SUPPLIED DATA:
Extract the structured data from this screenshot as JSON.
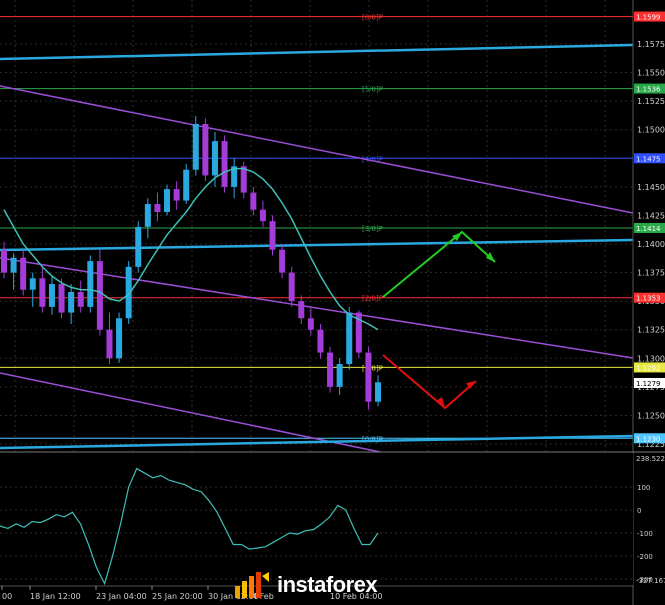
{
  "chart_data": {
    "type": "line",
    "price_axis_ticks": [
      "1.1575",
      "1.1550",
      "1.1525",
      "1.1500",
      "1.1475",
      "1.1450",
      "1.1425",
      "1.1400",
      "1.1375",
      "1.1350",
      "1.1325",
      "1.1300",
      "1.1275",
      "1.1250",
      "1.1225"
    ],
    "time_axis_ticks": [
      "00",
      "18 Jan 12:00",
      "23 Jan 04:00",
      "25 Jan 20:00",
      "30 Jan 12:00",
      "4 Feb",
      "10 Feb 04:00"
    ],
    "levels": [
      {
        "label": "[8/8]P",
        "price": 1.1599,
        "badge": "1.1599",
        "color": "#ff3030"
      },
      {
        "label": "[5/8]P",
        "price": 1.1536,
        "badge": "1.1536",
        "color": "#2aa84a"
      },
      {
        "label": "[4/8]P",
        "price": 1.1475,
        "badge": "1.1475",
        "color": "#3050ff"
      },
      {
        "label": "[3/8]P",
        "price": 1.1414,
        "badge": "1.1414",
        "color": "#2aa84a"
      },
      {
        "label": "[2/8]P",
        "price": 1.1353,
        "badge": "1.1353",
        "color": "#ff3030"
      },
      {
        "label": "[1/8]P",
        "price": 1.1292,
        "badge": "1.1292",
        "color": "#e8e840"
      },
      {
        "label": "[0/8]P",
        "price": 1.123,
        "badge": "1.1230",
        "color": "#4fc6ff"
      }
    ],
    "current_price": "1.1279",
    "ma_period_note": "",
    "candles": [
      {
        "o": 1.1395,
        "h": 1.1402,
        "l": 1.137,
        "c": 1.1375
      },
      {
        "o": 1.1375,
        "h": 1.1392,
        "l": 1.136,
        "c": 1.1388
      },
      {
        "o": 1.1388,
        "h": 1.1395,
        "l": 1.1355,
        "c": 1.136
      },
      {
        "o": 1.136,
        "h": 1.1375,
        "l": 1.1345,
        "c": 1.137
      },
      {
        "o": 1.137,
        "h": 1.138,
        "l": 1.134,
        "c": 1.1345
      },
      {
        "o": 1.1345,
        "h": 1.1372,
        "l": 1.1338,
        "c": 1.1365
      },
      {
        "o": 1.1365,
        "h": 1.137,
        "l": 1.1335,
        "c": 1.134
      },
      {
        "o": 1.134,
        "h": 1.1365,
        "l": 1.133,
        "c": 1.1358
      },
      {
        "o": 1.1358,
        "h": 1.1368,
        "l": 1.134,
        "c": 1.1345
      },
      {
        "o": 1.1345,
        "h": 1.139,
        "l": 1.134,
        "c": 1.1385
      },
      {
        "o": 1.1385,
        "h": 1.1395,
        "l": 1.132,
        "c": 1.1325
      },
      {
        "o": 1.1325,
        "h": 1.134,
        "l": 1.1295,
        "c": 1.13
      },
      {
        "o": 1.13,
        "h": 1.134,
        "l": 1.1296,
        "c": 1.1335
      },
      {
        "o": 1.1335,
        "h": 1.1385,
        "l": 1.133,
        "c": 1.138
      },
      {
        "o": 1.138,
        "h": 1.142,
        "l": 1.1375,
        "c": 1.1415
      },
      {
        "o": 1.1415,
        "h": 1.144,
        "l": 1.1405,
        "c": 1.1435
      },
      {
        "o": 1.1435,
        "h": 1.1445,
        "l": 1.142,
        "c": 1.1428
      },
      {
        "o": 1.1428,
        "h": 1.1452,
        "l": 1.1425,
        "c": 1.1448
      },
      {
        "o": 1.1448,
        "h": 1.1455,
        "l": 1.143,
        "c": 1.1438
      },
      {
        "o": 1.1438,
        "h": 1.147,
        "l": 1.1435,
        "c": 1.1465
      },
      {
        "o": 1.1465,
        "h": 1.1512,
        "l": 1.146,
        "c": 1.1505
      },
      {
        "o": 1.1505,
        "h": 1.151,
        "l": 1.1455,
        "c": 1.146
      },
      {
        "o": 1.146,
        "h": 1.1498,
        "l": 1.145,
        "c": 1.149
      },
      {
        "o": 1.149,
        "h": 1.1495,
        "l": 1.1445,
        "c": 1.145
      },
      {
        "o": 1.145,
        "h": 1.1475,
        "l": 1.144,
        "c": 1.1468
      },
      {
        "o": 1.1468,
        "h": 1.1472,
        "l": 1.144,
        "c": 1.1445
      },
      {
        "o": 1.1445,
        "h": 1.145,
        "l": 1.1425,
        "c": 1.143
      },
      {
        "o": 1.143,
        "h": 1.1438,
        "l": 1.1415,
        "c": 1.142
      },
      {
        "o": 1.142,
        "h": 1.1425,
        "l": 1.139,
        "c": 1.1395
      },
      {
        "o": 1.1395,
        "h": 1.14,
        "l": 1.137,
        "c": 1.1375
      },
      {
        "o": 1.1375,
        "h": 1.138,
        "l": 1.1345,
        "c": 1.135
      },
      {
        "o": 1.135,
        "h": 1.1355,
        "l": 1.133,
        "c": 1.1335
      },
      {
        "o": 1.1335,
        "h": 1.1345,
        "l": 1.132,
        "c": 1.1325
      },
      {
        "o": 1.1325,
        "h": 1.133,
        "l": 1.13,
        "c": 1.1305
      },
      {
        "o": 1.1305,
        "h": 1.131,
        "l": 1.127,
        "c": 1.1275
      },
      {
        "o": 1.1275,
        "h": 1.13,
        "l": 1.1268,
        "c": 1.1295
      },
      {
        "o": 1.1295,
        "h": 1.1345,
        "l": 1.129,
        "c": 1.134
      },
      {
        "o": 1.134,
        "h": 1.1342,
        "l": 1.13,
        "c": 1.1305
      },
      {
        "o": 1.1305,
        "h": 1.131,
        "l": 1.1255,
        "c": 1.1262
      },
      {
        "o": 1.1262,
        "h": 1.1285,
        "l": 1.1258,
        "c": 1.1279
      }
    ],
    "ma": [
      1.143,
      1.1415,
      1.14,
      1.139,
      1.138,
      1.1372,
      1.1366,
      1.1362,
      1.136,
      1.136,
      1.1358,
      1.1352,
      1.135,
      1.1356,
      1.1368,
      1.1382,
      1.1395,
      1.1408,
      1.1418,
      1.1428,
      1.144,
      1.145,
      1.1458,
      1.1463,
      1.1466,
      1.1466,
      1.1463,
      1.1457,
      1.1448,
      1.1436,
      1.1422,
      1.1405,
      1.1388,
      1.1372,
      1.1358,
      1.1346,
      1.1338,
      1.1334,
      1.133,
      1.1325
    ],
    "oscillator": {
      "range_top": "238.5227",
      "range_bottom": "-327.167",
      "ticks": [
        "100",
        "0",
        "-100",
        "-200",
        "-300"
      ],
      "values": [
        -70,
        -80,
        -60,
        -75,
        -50,
        -55,
        -40,
        -20,
        -30,
        -10,
        -60,
        -150,
        -250,
        -320,
        -200,
        -60,
        100,
        180,
        160,
        140,
        150,
        130,
        120,
        110,
        90,
        80,
        40,
        -10,
        -80,
        -150,
        -150,
        -170,
        -165,
        -160,
        -140,
        -120,
        -100,
        -105,
        -90,
        -85,
        -60,
        -30,
        20,
        0,
        -80,
        -150,
        -150,
        -100
      ]
    },
    "forecast_arrows": [
      {
        "color": "#22cc22",
        "direction": "up-then-down"
      },
      {
        "color": "#e01010",
        "direction": "down-then-up"
      }
    ]
  },
  "watermark": {
    "brand": "instaforex"
  }
}
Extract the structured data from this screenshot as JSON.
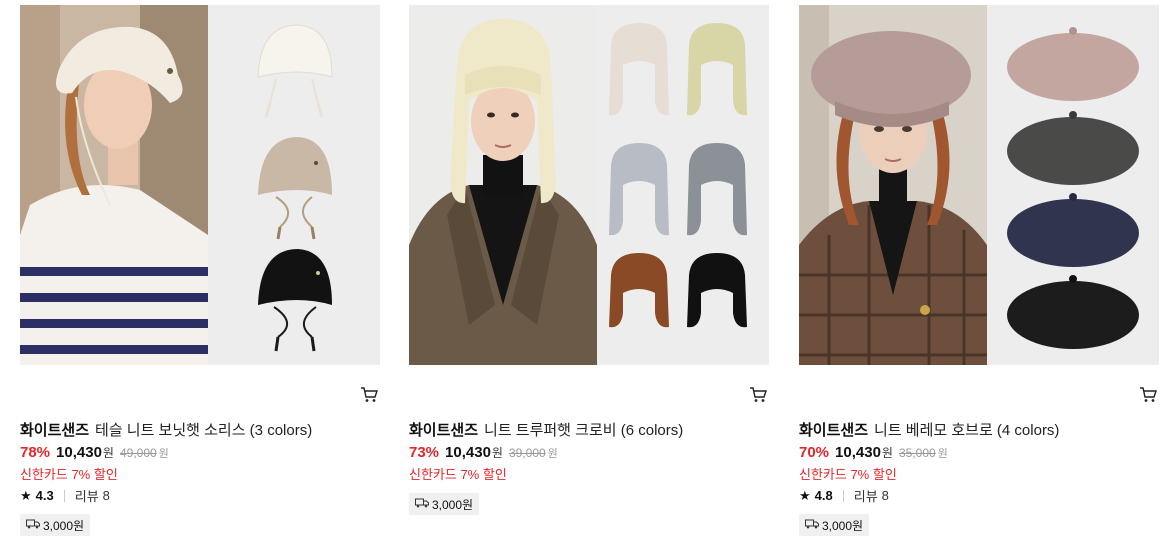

EXERCISE OBJECTIVE: Every line of the data above should be quoted exactly. Omit the pictures.

FINAL RESULT:
Extract the structured data from this screenshot as JSON.
{
  "chart_data": {
    "type": "line",
    "price_axis_ticks": [
      "1.1575",
      "1.1550",
      "1.1525",
      "1.1500",
      "1.1475",
      "1.1450",
      "1.1425",
      "1.1400",
      "1.1375",
      "1.1350",
      "1.1325",
      "1.1300",
      "1.1275",
      "1.1250",
      "1.1225"
    ],
    "time_axis_ticks": [
      "00",
      "18 Jan 12:00",
      "23 Jan 04:00",
      "25 Jan 20:00",
      "30 Jan 12:00",
      "4 Feb",
      "10 Feb 04:00"
    ],
    "levels": [
      {
        "label": "[8/8]P",
        "price": 1.1599,
        "badge": "1.1599",
        "color": "#ff3030"
      },
      {
        "label": "[5/8]P",
        "price": 1.1536,
        "badge": "1.1536",
        "color": "#2aa84a"
      },
      {
        "label": "[4/8]P",
        "price": 1.1475,
        "badge": "1.1475",
        "color": "#3050ff"
      },
      {
        "label": "[3/8]P",
        "price": 1.1414,
        "badge": "1.1414",
        "color": "#2aa84a"
      },
      {
        "label": "[2/8]P",
        "price": 1.1353,
        "badge": "1.1353",
        "color": "#ff3030"
      },
      {
        "label": "[1/8]P",
        "price": 1.1292,
        "badge": "1.1292",
        "color": "#e8e840"
      },
      {
        "label": "[0/8]P",
        "price": 1.123,
        "badge": "1.1230",
        "color": "#4fc6ff"
      }
    ],
    "current_price": "1.1279",
    "ma_period_note": "",
    "candles": [
      {
        "o": 1.1395,
        "h": 1.1402,
        "l": 1.137,
        "c": 1.1375
      },
      {
        "o": 1.1375,
        "h": 1.1392,
        "l": 1.136,
        "c": 1.1388
      },
      {
        "o": 1.1388,
        "h": 1.1395,
        "l": 1.1355,
        "c": 1.136
      },
      {
        "o": 1.136,
        "h": 1.1375,
        "l": 1.1345,
        "c": 1.137
      },
      {
        "o": 1.137,
        "h": 1.138,
        "l": 1.134,
        "c": 1.1345
      },
      {
        "o": 1.1345,
        "h": 1.1372,
        "l": 1.1338,
        "c": 1.1365
      },
      {
        "o": 1.1365,
        "h": 1.137,
        "l": 1.1335,
        "c": 1.134
      },
      {
        "o": 1.134,
        "h": 1.1365,
        "l": 1.133,
        "c": 1.1358
      },
      {
        "o": 1.1358,
        "h": 1.1368,
        "l": 1.134,
        "c": 1.1345
      },
      {
        "o": 1.1345,
        "h": 1.139,
        "l": 1.134,
        "c": 1.1385
      },
      {
        "o": 1.1385,
        "h": 1.1395,
        "l": 1.132,
        "c": 1.1325
      },
      {
        "o": 1.1325,
        "h": 1.134,
        "l": 1.1295,
        "c": 1.13
      },
      {
        "o": 1.13,
        "h": 1.134,
        "l": 1.1296,
        "c": 1.1335
      },
      {
        "o": 1.1335,
        "h": 1.1385,
        "l": 1.133,
        "c": 1.138
      },
      {
        "o": 1.138,
        "h": 1.142,
        "l": 1.1375,
        "c": 1.1415
      },
      {
        "o": 1.1415,
        "h": 1.144,
        "l": 1.1405,
        "c": 1.1435
      },
      {
        "o": 1.1435,
        "h": 1.1445,
        "l": 1.142,
        "c": 1.1428
      },
      {
        "o": 1.1428,
        "h": 1.1452,
        "l": 1.1425,
        "c": 1.1448
      },
      {
        "o": 1.1448,
        "h": 1.1455,
        "l": 1.143,
        "c": 1.1438
      },
      {
        "o": 1.1438,
        "h": 1.147,
        "l": 1.1435,
        "c": 1.1465
      },
      {
        "o": 1.1465,
        "h": 1.1512,
        "l": 1.146,
        "c": 1.1505
      },
      {
        "o": 1.1505,
        "h": 1.151,
        "l": 1.1455,
        "c": 1.146
      },
      {
        "o": 1.146,
        "h": 1.1498,
        "l": 1.145,
        "c": 1.149
      },
      {
        "o": 1.149,
        "h": 1.1495,
        "l": 1.1445,
        "c": 1.145
      },
      {
        "o": 1.145,
        "h": 1.1475,
        "l": 1.144,
        "c": 1.1468
      },
      {
        "o": 1.1468,
        "h": 1.1472,
        "l": 1.144,
        "c": 1.1445
      },
      {
        "o": 1.1445,
        "h": 1.145,
        "l": 1.1425,
        "c": 1.143
      },
      {
        "o": 1.143,
        "h": 1.1438,
        "l": 1.1415,
        "c": 1.142
      },
      {
        "o": 1.142,
        "h": 1.1425,
        "l": 1.139,
        "c": 1.1395
      },
      {
        "o": 1.1395,
        "h": 1.14,
        "l": 1.137,
        "c": 1.1375
      },
      {
        "o": 1.1375,
        "h": 1.138,
        "l": 1.1345,
        "c": 1.135
      },
      {
        "o": 1.135,
        "h": 1.1355,
        "l": 1.133,
        "c": 1.1335
      },
      {
        "o": 1.1335,
        "h": 1.1345,
        "l": 1.132,
        "c": 1.1325
      },
      {
        "o": 1.1325,
        "h": 1.133,
        "l": 1.13,
        "c": 1.1305
      },
      {
        "o": 1.1305,
        "h": 1.131,
        "l": 1.127,
        "c": 1.1275
      },
      {
        "o": 1.1275,
        "h": 1.13,
        "l": 1.1268,
        "c": 1.1295
      },
      {
        "o": 1.1295,
        "h": 1.1345,
        "l": 1.129,
        "c": 1.134
      },
      {
        "o": 1.134,
        "h": 1.1342,
        "l": 1.13,
        "c": 1.1305
      },
      {
        "o": 1.1305,
        "h": 1.131,
        "l": 1.1255,
        "c": 1.1262
      },
      {
        "o": 1.1262,
        "h": 1.1285,
        "l": 1.1258,
        "c": 1.1279
      }
    ],
    "ma": [
      1.143,
      1.1415,
      1.14,
      1.139,
      1.138,
      1.1372,
      1.1366,
      1.1362,
      1.136,
      1.136,
      1.1358,
      1.1352,
      1.135,
      1.1356,
      1.1368,
      1.1382,
      1.1395,
      1.1408,
      1.1418,
      1.1428,
      1.144,
      1.145,
      1.1458,
      1.1463,
      1.1466,
      1.1466,
      1.1463,
      1.1457,
      1.1448,
      1.1436,
      1.1422,
      1.1405,
      1.1388,
      1.1372,
      1.1358,
      1.1346,
      1.1338,
      1.1334,
      1.133,
      1.1325
    ],
    "oscillator": {
      "range_top": "238.5227",
      "range_bottom": "-327.167",
      "ticks": [
        "100",
        "0",
        "-100",
        "-200",
        "-300"
      ],
      "values": [
        -70,
        -80,
        -60,
        -75,
        -50,
        -55,
        -40,
        -20,
        -30,
        -10,
        -60,
        -150,
        -250,
        -320,
        -200,
        -60,
        100,
        180,
        160,
        140,
        150,
        130,
        120,
        110,
        90,
        80,
        40,
        -10,
        -80,
        -150,
        -150,
        -170,
        -165,
        -160,
        -140,
        -120,
        -100,
        -105,
        -90,
        -85,
        -60,
        -30,
        20,
        0,
        -80,
        -150,
        -150,
        -100
      ]
    },
    "forecast_arrows": [
      {
        "color": "#22cc22",
        "direction": "up-then-down"
      },
      {
        "color": "#e01010",
        "direction": "down-then-up"
      }
    ]
  },
  "watermark": {
    "brand": "instaforex"
  }
}
Extract the structured data from this screenshot as JSON.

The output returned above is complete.